**What you should do:**
Take the entries below and print all of them exactly, please.

**Information shown:**

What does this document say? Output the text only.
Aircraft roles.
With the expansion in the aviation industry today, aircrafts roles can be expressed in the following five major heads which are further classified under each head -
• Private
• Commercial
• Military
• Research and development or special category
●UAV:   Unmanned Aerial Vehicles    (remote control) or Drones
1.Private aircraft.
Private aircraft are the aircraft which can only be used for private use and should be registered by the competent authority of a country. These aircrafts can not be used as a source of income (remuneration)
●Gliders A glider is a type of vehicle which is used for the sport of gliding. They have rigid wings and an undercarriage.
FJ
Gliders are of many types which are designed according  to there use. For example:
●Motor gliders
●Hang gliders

**Expected answer:**
What does this document say? Output the text only.
Aircraft roles.
With the expansion in the aviation industry today, aircrafts roles can be expressed in the following five major heads which are further classified under each head -
• Private
• Commercial
• Military
• Research and development or special category
●UAV:   Unmanned Aerial Vehicles    (remote control) or Drones
1.Private aircraft.
Private aircraft are the aircraft which can only be used for private use and should be registered by the competent authority of a country. These aircrafts can not be used as a source of income (remuneration)
●Gliders A glider is a type of vehicle which is used for the sport of gliding. They have rigid wings and an undercarriage.
FJ
Gliders are of many types which are designed according  to there use. For example:
●Motor gliders
●Hang gliders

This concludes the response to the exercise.